#### Directions
Below are the records; copy every line in them that holds the string "einem".

··· Source information

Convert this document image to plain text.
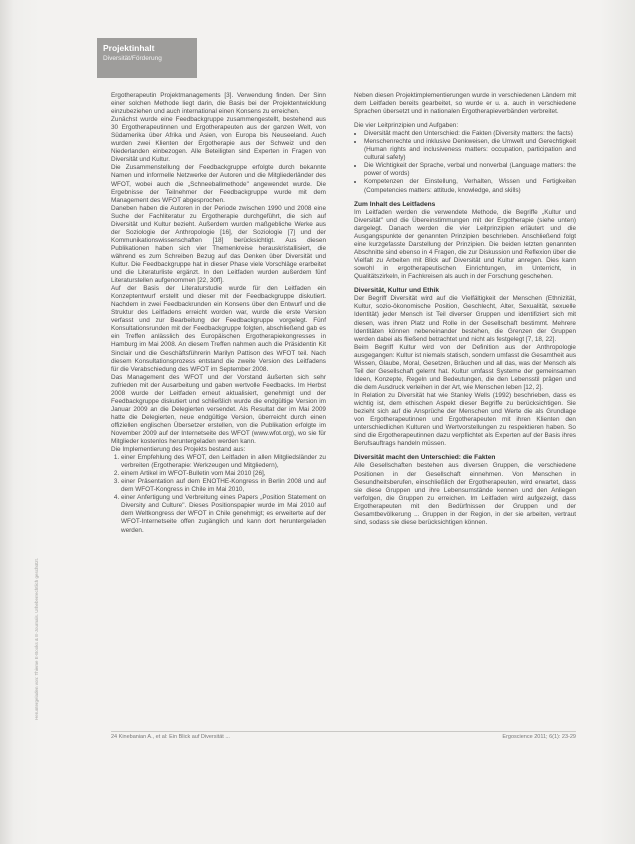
Heruntergeladen von: Thieme E-Books & E-Journals. Urheberrechtlich geschützt.
Projektinhalt
Diversität/Förderung

Ergotherapeutin Projektmanagements [3]. Verwendung finden. Der Sinn einer solchen Methode liegt darin, die Basis bei der Projektentwicklung einzubeziehen und auch international einen Konsens zu erreichen.

Zunächst wurde eine Feedbackgruppe zusammengestellt, bestehend aus 30 Ergotherapeutinnen und Ergotherapeuten aus der ganzen Welt, von Südamerika über Afrika und Asien, von Europa bis Neuseeland. Auch wurden zwei Klienten der Ergotherapie aus der Schweiz und den Niederlanden einbezogen. Alle Beteiligten sind Experten in Fragen von Diversität und Kultur.

Die Zusammenstellung der Feedbackgruppe erfolgte durch bekannte Namen und informelle Netzwerke der Autoren und die Mitgliederländer des WFOT, wobei auch die „Schneeballmethode" angewendet wurde. Die Ergebnisse der Teilnehmer der Feedbackgruppe wurde mit dem Management des WFOT abgesprochen.

Daneben haben die Autoren in der Periode zwischen 1990 und 2008 eine Suche der Fachliteratur zu Ergotherapie durchgeführt, die sich auf Diversität und Kultur bezieht. Außerdem wurden maßgebliche Werke aus der Soziologie der Anthropologie [16], der Soziologie [7] und der Kommunikationswissenschaften [18] berücksichtigt. Aus diesen Publikationen haben sich vier Themenkreise herauskristallisiert, die während es zum Schreiben Bezug auf das Denken über Diversität und Kultur. Die Feedbackgruppe hat in dieser Phase viele Vorschläge erarbeitet und die Literaturliste ergänzt. In den Leitfaden wurden außerdem fünf Literaturstellen aufgenommen [22, 30ff].

Auf der Basis der Literaturstudie wurde für den Leitfaden ein Konzeptentwurf erstellt und dieser mit der Feedbackgruppe diskutiert. Nachdem in zwei Feedbackrunden ein Konsens über den Entwurf und die Struktur des Leitfadens erreicht worden war, wurde die erste Version verfasst und zur Bearbeitung der Feedbackgruppe vorgelegt. Fünf Konsultationsrunden mit der Feedbackgruppe folgten, abschließend gab es ein Treffen anlässlich des Europäischen Ergotherapiekongresses in Hamburg im Mai 2008. An diesem Treffen nahmen auch die Präsidentin Kit Sinclair und die Geschäftsführerin Marilyn Pattison des WFOT teil. Nach diesem Konsultationsprozess entstand die zweite Version des Leitfadens für die Verabschiedung des WFOT im September 2008.

Das Management des WFOT und der Vorstand äußerten sich sehr zufrieden mit der Ausarbeitung und gaben wertvolle Feedbacks. Im Herbst 2008 wurde der Leitfaden erneut aktualisiert, genehmigt und der Feedbackgruppe diskutiert und schließlich wurde die endgültige Version im Januar 2009 an die Delegierten versendet. Als Resultat der im Mai 2009 hatte die Delegierten, neue endgültige Version, überreicht durch einen offiziellen englischen Übersetzer erstellen, von die Publikation erfolgte im November 2009 auf der Internetseite des WFOT (www.wfot.org), wo sie für Mitglieder kostenlos heruntergeladen werden kann.

Die Implementierung des Projekts bestand aus:

1. einer Empfehlung des WFOT, den Leitfaden in allen Mitgliedsländer zu verbreiten (Ergotherapie: Werkzeugen und Mitgliedern),
2. einem Artikel im WFOT-Bulletin vom Mai 2010 [26],
3. einer Präsentation auf dem ENOTHE-Kongress in Berlin 2008 und auf dem WFOT-Kongress in Chile im Mai 2010,
4. einer Anfertigung und Verbreitung eines Papers „Position Statement on Diversity and Culture". Dieses Positionspapier wurde im Mai 2010 auf dem Weltkongress der WFOT in Chile genehmigt; es erweiterte auf der WFOT-Internetseite offen zugänglich und kann dort heruntergeladen werden.

Neben diesen Projektimplementierungen wurde in verschiedenen Ländern mit dem Leitfaden bereits gearbeitet, so wurde er u. a. auch in verschiedene Sprachen übersetzt und in nationalen Ergotherapieverbänden verbreitet.

Die vier Leitprinzipien und Aufgaben:

• Diversität macht den Unterschied: die Fakten (Diversity matters: the facts)
• Menschenrechte und inklusive Denkweisen, die Umwelt und Gerechtigkeit (Human rights and inclusiveness matters: occupation, participation and cultural safety)
• Die Wichtigkeit der Sprache, verbal und nonverbal (Language matters: the power of words)
• Kompetenzen der Einstellung, Verhalten, Wissen und Fertigkeiten (Competencies matters: attitude, knowledge, and skills)
Zum Inhalt des Leitfadens

Im Leitfaden werden die verwendete Methode, die Begriffe „Kultur und Diversität" und die Übereinstimmungen mit der Ergotherapie (siehe unten) dargelegt. Danach werden die vier Leitprinzipien erläutert und die Ausgangspunkte der genannten Prinzipien beschrieben. Anschließend folgt eine kurzgefasste Darstellung der Prinzipien. Die beiden letzten genannten Abschnitte sind ebenso in 4 Fragen, die zur Diskussion und Reflexion über die Vielfalt zu Arbeiten mit Blick auf Diversität und Kultur anregen. Dies kann sowohl in ergotherapeutischen Einrichtungen, im Unterricht, in Qualitätszirkeln, in Fachkreisen als auch in der Forschung geschehen.

Diversität, Kultur und Ethik

Der Begriff Diversität wird auf die Vielfältigkeit der Menschen (Ethnizität, Kultur, sozio-ökonomische Position, Geschlecht, Alter, Sexualität, sexuelle Identität) jeder Mensch ist Teil diverser Gruppen und identifiziert sich mit diesen, was ihren Platz und Rolle in der Gesellschaft bestimmt. Mehrere Identitäten können nebeneinander bestehen, die Grenzen der Gruppen werden dabei als fließend betrachtet und nicht als festgelegt [7, 18, 22].

Beim Begriff Kultur wird von der Definition aus der Anthropologie ausgegangen: Kultur ist niemals statisch, sondern umfasst die Gesamtheit aus Wissen, Glaube, Moral, Gesetzen, Bräuchen und all das, was der Mensch als Teil der Gesellschaft gelernt hat. Kultur umfasst Systeme der gemeinsamen Ideen, Konzepte, Regeln und Bedeutungen, die den Lebensstil prägen und die dem Ausdruck verleihen in der Art, wie Menschen leben [12, 2].

In Relation zu Diversität hat wie Stanley Wells (1992) beschrieben, dass es wichtig ist, dem ethischen Aspekt dieser Begriffe zu berücksichtigen. Sie bezieht sich auf die Ansprüche der Menschen und Werte die als Grundlage von Ergotherapeutinnen und Ergotherapeuten mit ihren Klienten den unterschiedlichen Kulturen und Wertvorstellungen zu respektieren haben. So sind die Ergotherapeutinnen dazu verpflichtet als Experten auf der Basis ihres Berufsauftrags handeln müssen.

Diversität macht den Unterschied: die Fakten

Alle Gesellschaften bestehen aus diversen Gruppen, die verschiedene Positionen in der Gesellschaft einnehmen. Von Menschen in Gesundheitsberufen, einschließlich der Ergotherapeuten, wird erwartet, dass sie diese Gruppen und ihre Lebensumstände kennen und den Anliegen verfolgen, die Gruppen zu erreichen. Im Leitfaden wird aufgezeigt, dass Ergotherapeuten mit den Bedürfnissen der Gruppen und der Gesamtbevölkerung ... Gruppen in der Region, in der sie arbeiten, vertraut sind, sodass sie diese berücksichtigen können.

24 Kinebanian A., et al: Ein Blick auf Diversität ...	Ergoscience 2011; 6(1): 23-29
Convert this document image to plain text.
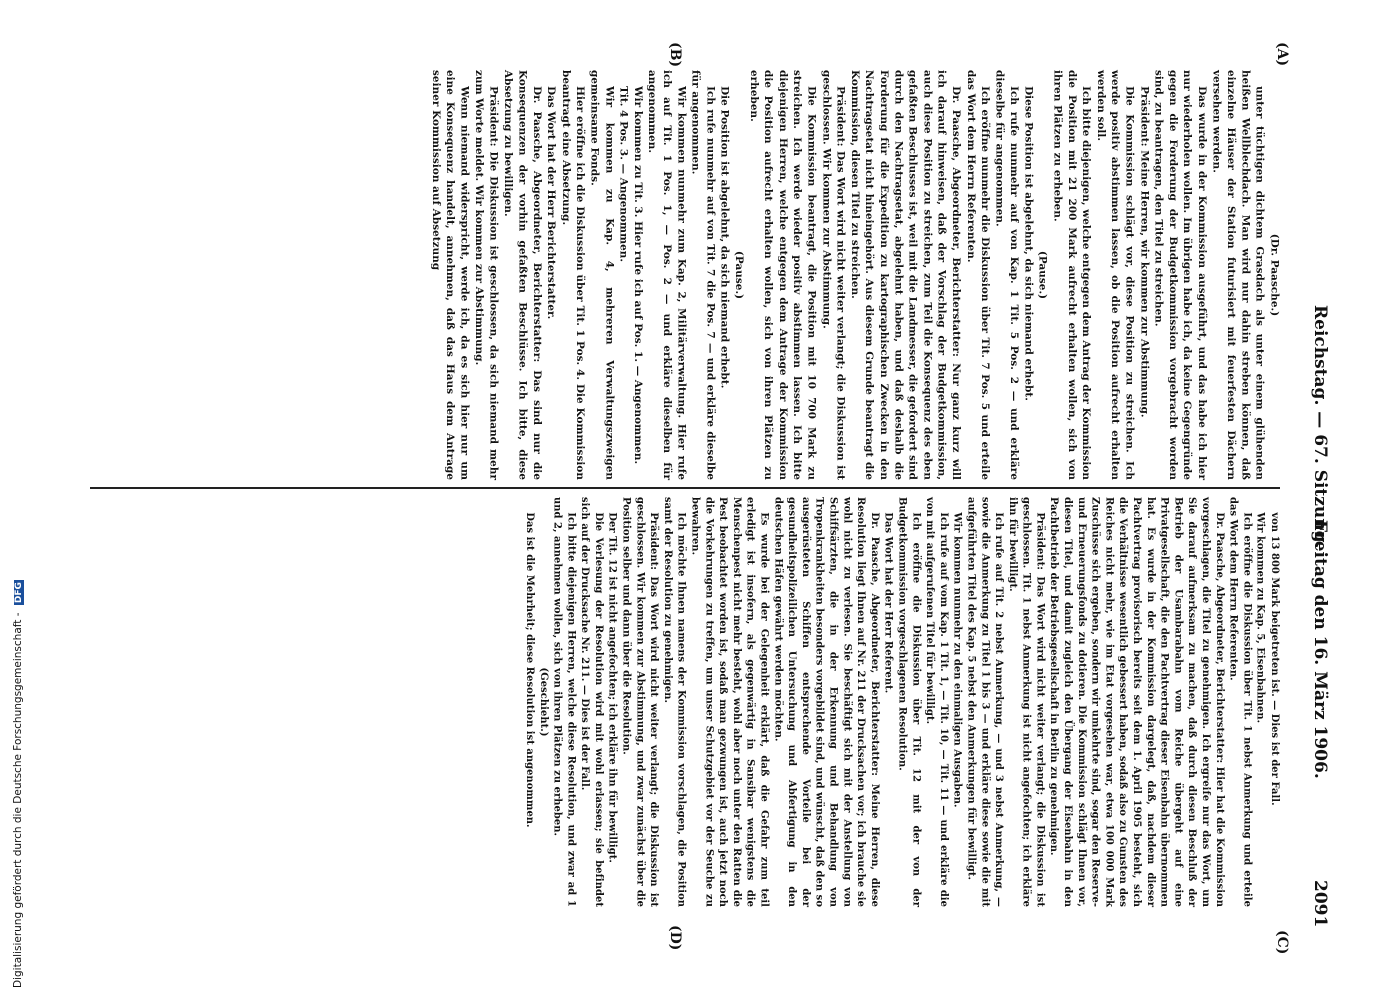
Reichstag. — 67. Sitzung.
Freitag den 16. März 1906.
2091
(A)
(B)
(C)
(D)

(Dr. Paasche.)

unter tüchtigen dichtem Grasdach als unter einem glühenden heißen Wellblechdach. Man wird nur dahin streben können, daß einzelne Häuser der Station futurisiert mit feuerfesten Dächern versehen werden.

Das wurde in der Kommission ausgeführt, und das habe ich hier nur wiederholen wollen. Im übrigen habe ich, da keine Gegengründe gegen die Forderung der Budgetkommission vorgebracht worden sind, zu beantragen, den Titel zu streichen.

Präsident: Meine Herren, wir kommen zur Abstimmung.

Die Kommission schlägt vor, diese Position zu streichen. Ich werde positiv abstimmen lassen, ob die Position aufrecht erhalten werden soll.

Ich bitte diejenigen, welche entgegen dem Antrag der Kommission die Position mit 21 200 Mark aufrecht erhalten wollen, sich von ihren Plätzen zu erheben.

(Pause.)

Diese Position ist abgelehnt, da sich niemand erhebt.

Ich rufe nunmehr auf von Kap. 1 Tit. 5 Pos. 2 — und erkläre dieselbe für angenommen.

Ich eröffne nunmehr die Diskussion über Tit. 7 Pos. 5 und erteile das Wort dem Herrn Referenten.

Dr. Paasche, Abgeordneter, Berichterstatter: Nur ganz kurz will ich darauf hinweisen, daß der Vorschlag der Budgetkommission, auch diese Position zu streichen, zum Teil die Konsequenz des eben gefaßten Beschlusses ist, weil mit die Landmesser, die gefordert sind durch den Nachtragsetat, abgelehnt haben, und daß deshalb die Forderung für die Expedition zu kartographischen Zwecken in den Nachtragsetat nicht hineingehört. Aus diesem Grunde beantragt die Kommission, diesen Titel zu streichen.

Präsident: Das Wort wird nicht weiter verlangt; die Diskussion ist geschlossen. Wir kommen zur Abstimmung.

Die Kommission beantragt, die Position mit 10 700 Mark zu streichen. Ich werde wieder positiv abstimmen lassen. Ich bitte diejenigen Herren, welche entgegen dem Antrage der Kommission die Position aufrecht erhalten wollen, sich von ihren Plätzen zu erheben.

(Pause.)

Die Position ist abgelehnt, da sich niemand erhebt.

Ich rufe nunmehr auf von Tit. 7 die Pos. 7 — und erkläre dieselbe für angenommen.

Wir kommen nunmehr zum Kap. 2, Militärverwaltung. Hier rufe ich auf Tit. 1 Pos. 1, — Pos. 2 — und erkläre dieselben für angenommen.

Wir kommen zu Tit. 3. Hier rufe ich auf Pos. 1. — Angenommen.

Tit. 4 Pos. 3. — Angenommen.

Wir kommen zu Kap. 4, mehreren Verwaltungszweigen gemeinsame Fonds.

Hier eröffne ich die Diskussion über Tit. 1 Pos. 4. Die Kommission beantragt eine Absetzung.

Das Wort hat der Herr Berichterstatter.

Dr. Paasche, Abgeordneter, Berichterstatter: Das sind nur die Konsequenzen der vorhin gefaßten Beschlüsse. Ich bitte, diese Absetzung zu bewilligen.

Präsident: Die Diskussion ist geschlossen, da sich niemand mehr zum Worte meldet. Wir kommen zur Abstimmung.

Wenn niemand widerspricht, werde ich, da es sich hier nur um eine Konsequenz handelt, annehmen, daß das Haus dem Antrage seiner Kommission auf Absetzung

von 13 800 Mark beigetreten ist. — Dies ist der Fall.

Wir kommen zu Kap. 5, Eisenbahnen.

Ich eröffne die Diskussion über Tit. 1 nebst Anmerkung und erteile das Wort dem Herrn Referenten.

Dr. Paasche, Abgeordneter, Berichterstatter: Hier hat die Kommission vorgeschlagen, die Titel zu genehmigen. Ich ergreife nur das Wort, um Sie darauf aufmerksam zu machen, daß durch diesen Beschluß der Betrieb der Usambarabahn vom Reiche übergeht auf eine Privatgesellschaft, die den Pachtvertrag dieser Eisenbahn übernommen hat. Es wurde in der Kommission dargelegt, daß, nachdem dieser Pachtvertrag provisorisch bereits seit dem 1. April 1905 besteht, sich die Verhältnisse wesentlich gebessert haben, sodaß also zu Gunsten des Reiches nicht mehr, wie im Etat vorgesehen war, etwa 100 000 Mark Zuschüsse sich ergeben, sondern wir umkehrte sind, sogar den Reserve- und Erneuerungsfonds zu dotieren. Die Kommission schlägt Ihnen vor, diesen Titel, und damit zugleich den Übergang der Eisenbahn in den Pachtbetrieb der Betriebsgesellschaft in Berlin zu genehmigen.

Präsident: Das Wort wird nicht weiter verlangt; die Diskussion ist geschlossen. Tit. 1 nebst Anmerkung ist nicht angefochten; ich erkläre ihn für bewilligt.

Ich rufe auf Tit. 2 nebst Anmerkung, — und 3 nebst Anmerkung, — sowie die Anmerkung zu Titel 1 bis 3 — und erkläre diese sowie die mit aufgeführten Titel des Kap. 5 nebst den Anmerkungen für bewilligt.

Wir kommen nunmehr zu den einmaligen Ausgaben.

Ich rufe auf vom Kap. 1 Tit. 1, — Tit. 10, — Tit. 11 — und erkläre die von mit aufgerufenen Titel für bewilligt.

Ich eröffne die Diskussion über Tit. 12 mit der von der Budgetkommission vorgeschlagenen Resolution.

Das Wort hat der Herr Referent.

Dr. Paasche, Abgeordneter, Berichterstatter: Meine Herren, diese Resolution liegt Ihnen auf Nr. 211 der Drucksachen vor; ich brauche sie wohl nicht zu verlesen. Sie beschäftigt sich mit der Anstellung von Schiffsärzten, die in der Erkennung und Behandlung von Tropenkrankheiten besonders vorgebildet sind, und wünscht, daß den so ausgerüsteten Schiffen entsprechende Vorteile bei der gesundheitspolizeilichen Untersuchung und Abfertigung in den deutschen Häfen gewährt werden möchten.

Es wurde bei der Gelegenheit erklärt, daß die Gefahr zum teil erledigt ist insofern, als gegenwärtig in Sansibar wenigstens die Menschenpest nicht mehr besteht, wohl aber noch unter den Ratten die Pest beobachtet worden ist, sodaß man gezwungen ist, auch jetzt noch die Vorkehrungen zu treffen, um unser Schutzgebiet vor der Seuche zu bewahren.

Ich möchte Ihnen namens der Kommission vorschlagen, die Position samt der Resolution zu genehmigen.

Präsident: Das Wort wird nicht weiter verlangt; die Diskussion ist geschlossen. Wir kommen zur Abstimmung, und zwar zunächst über die Position selber und dann über die Resolution.

Der Tit. 12 ist nicht angefochten; ich erkläre ihn für bewilligt.

Die Verlesung der Resolution wird mit wohl erlassen; sie befindet sich auf der Drucksache Nr. 211. — Dies ist der Fall.

Ich bitte diejenigen Herren, welche diese Resolution, und zwar ad 1 und 2, annehmen wollen, sich von ihren Plätzen zu erheben.

(Geschieht.)

Das ist die Mehrheit; diese Resolution ist angenommen.

Digitalisierung gefördert durch die Deutsche Forschungsgemeinschaft - DFG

······

#### Finished exercise
2. einem Artikel im WFOT-Bulletin vom Mai 2010 [26],
unter tüchtigen dichtem Grasdach als unter einem glühenden heißen Wellblechdach. Man wird nur dahin streben können, daß einzelne Häuser der Station futurisiert mit feuerfesten Dächern versehen werden.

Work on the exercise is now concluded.